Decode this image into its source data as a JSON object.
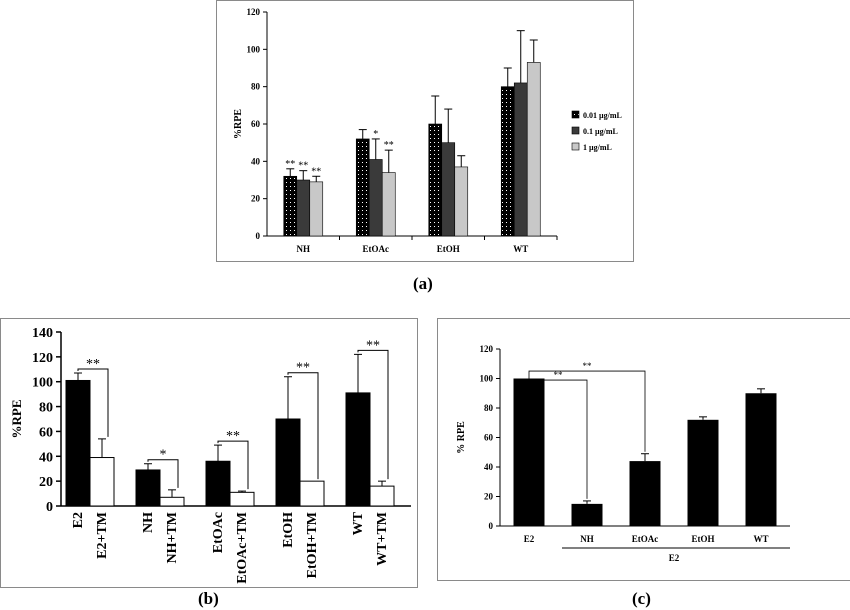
{
  "panel_labels": {
    "a": "(a)",
    "b": "(b)",
    "c": "(c)"
  },
  "colors": {
    "black": "#000000",
    "dark": "#3a3a3a",
    "light": "#c8c8c8",
    "white": "#ffffff"
  },
  "chart_data": [
    {
      "id": "a",
      "type": "bar",
      "ylabel": "%RPE",
      "ylim": [
        0,
        120
      ],
      "yticks": [
        0,
        20,
        40,
        60,
        80,
        100,
        120
      ],
      "categories": [
        "NH",
        "EtOAc",
        "EtOH",
        "WT"
      ],
      "legend_position": "right",
      "series": [
        {
          "name": "0.01 µg/mL",
          "fill": "dotted-black",
          "values": [
            32,
            52,
            60,
            80
          ],
          "errors": [
            4,
            5,
            15,
            10
          ],
          "significance": [
            "**",
            "",
            "",
            ""
          ]
        },
        {
          "name": "0.1 µg/mL",
          "fill": "dark-gray",
          "values": [
            30,
            41,
            50,
            82
          ],
          "errors": [
            5,
            11,
            18,
            28
          ],
          "significance": [
            "**",
            "*",
            "",
            ""
          ]
        },
        {
          "name": "1 µg/mL",
          "fill": "light-gray",
          "values": [
            29,
            34,
            37,
            93
          ],
          "errors": [
            3,
            12,
            6,
            12
          ],
          "significance": [
            "**",
            "**",
            "",
            ""
          ]
        }
      ]
    },
    {
      "id": "b",
      "type": "bar",
      "ylabel": "%RPE",
      "ylim": [
        0,
        140
      ],
      "yticks": [
        0,
        20,
        40,
        60,
        80,
        100,
        120,
        140
      ],
      "groups": [
        {
          "labels": [
            "E2",
            "E2+TM"
          ],
          "values": [
            101,
            39
          ],
          "errors": [
            6,
            15
          ],
          "significance": "**"
        },
        {
          "labels": [
            "NH",
            "NH+TM"
          ],
          "values": [
            29,
            7
          ],
          "errors": [
            5,
            6
          ],
          "significance": "*"
        },
        {
          "labels": [
            "EtOAc",
            "EtOAc+TM"
          ],
          "values": [
            36,
            11
          ],
          "errors": [
            13,
            1
          ],
          "significance": "**"
        },
        {
          "labels": [
            "EtOH",
            "EtOH+TM"
          ],
          "values": [
            70,
            20
          ],
          "errors": [
            34,
            0
          ],
          "significance": "**"
        },
        {
          "labels": [
            "WT",
            "WT+TM"
          ],
          "values": [
            91,
            16
          ],
          "errors": [
            31,
            4
          ],
          "significance": "**"
        }
      ]
    },
    {
      "id": "c",
      "type": "bar",
      "ylabel": "% RPE",
      "ylim": [
        0,
        120
      ],
      "yticks": [
        0,
        20,
        40,
        60,
        80,
        100,
        120
      ],
      "categories": [
        "E2",
        "NH",
        "EtOAc",
        "EtOH",
        "WT"
      ],
      "values": [
        100,
        15,
        44,
        72,
        90
      ],
      "errors": [
        0,
        2,
        5,
        2,
        3
      ],
      "group_label": "E2",
      "comparisons": [
        {
          "from": "E2",
          "to": "NH",
          "label": "**"
        },
        {
          "from": "E2",
          "to": "EtOAc",
          "label": "**"
        }
      ]
    }
  ]
}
____
**Directions for this task**
In the copy, include no pictures; restate the listing above exactly.

**Full answer**
Decode this image into its source data as a JSON object.
{
  "panel_labels": {
    "a": "(a)",
    "b": "(b)",
    "c": "(c)"
  },
  "colors": {
    "black": "#000000",
    "dark": "#3a3a3a",
    "light": "#c8c8c8",
    "white": "#ffffff"
  },
  "chart_data": [
    {
      "id": "a",
      "type": "bar",
      "ylabel": "%RPE",
      "ylim": [
        0,
        120
      ],
      "yticks": [
        0,
        20,
        40,
        60,
        80,
        100,
        120
      ],
      "categories": [
        "NH",
        "EtOAc",
        "EtOH",
        "WT"
      ],
      "legend_position": "right",
      "series": [
        {
          "name": "0.01 µg/mL",
          "fill": "dotted-black",
          "values": [
            32,
            52,
            60,
            80
          ],
          "errors": [
            4,
            5,
            15,
            10
          ],
          "significance": [
            "**",
            "",
            "",
            ""
          ]
        },
        {
          "name": "0.1 µg/mL",
          "fill": "dark-gray",
          "values": [
            30,
            41,
            50,
            82
          ],
          "errors": [
            5,
            11,
            18,
            28
          ],
          "significance": [
            "**",
            "*",
            "",
            ""
          ]
        },
        {
          "name": "1 µg/mL",
          "fill": "light-gray",
          "values": [
            29,
            34,
            37,
            93
          ],
          "errors": [
            3,
            12,
            6,
            12
          ],
          "significance": [
            "**",
            "**",
            "",
            ""
          ]
        }
      ]
    },
    {
      "id": "b",
      "type": "bar",
      "ylabel": "%RPE",
      "ylim": [
        0,
        140
      ],
      "yticks": [
        0,
        20,
        40,
        60,
        80,
        100,
        120,
        140
      ],
      "groups": [
        {
          "labels": [
            "E2",
            "E2+TM"
          ],
          "values": [
            101,
            39
          ],
          "errors": [
            6,
            15
          ],
          "significance": "**"
        },
        {
          "labels": [
            "NH",
            "NH+TM"
          ],
          "values": [
            29,
            7
          ],
          "errors": [
            5,
            6
          ],
          "significance": "*"
        },
        {
          "labels": [
            "EtOAc",
            "EtOAc+TM"
          ],
          "values": [
            36,
            11
          ],
          "errors": [
            13,
            1
          ],
          "significance": "**"
        },
        {
          "labels": [
            "EtOH",
            "EtOH+TM"
          ],
          "values": [
            70,
            20
          ],
          "errors": [
            34,
            0
          ],
          "significance": "**"
        },
        {
          "labels": [
            "WT",
            "WT+TM"
          ],
          "values": [
            91,
            16
          ],
          "errors": [
            31,
            4
          ],
          "significance": "**"
        }
      ]
    },
    {
      "id": "c",
      "type": "bar",
      "ylabel": "% RPE",
      "ylim": [
        0,
        120
      ],
      "yticks": [
        0,
        20,
        40,
        60,
        80,
        100,
        120
      ],
      "categories": [
        "E2",
        "NH",
        "EtOAc",
        "EtOH",
        "WT"
      ],
      "values": [
        100,
        15,
        44,
        72,
        90
      ],
      "errors": [
        0,
        2,
        5,
        2,
        3
      ],
      "group_label": "E2",
      "comparisons": [
        {
          "from": "E2",
          "to": "NH",
          "label": "**"
        },
        {
          "from": "E2",
          "to": "EtOAc",
          "label": "**"
        }
      ]
    }
  ]
}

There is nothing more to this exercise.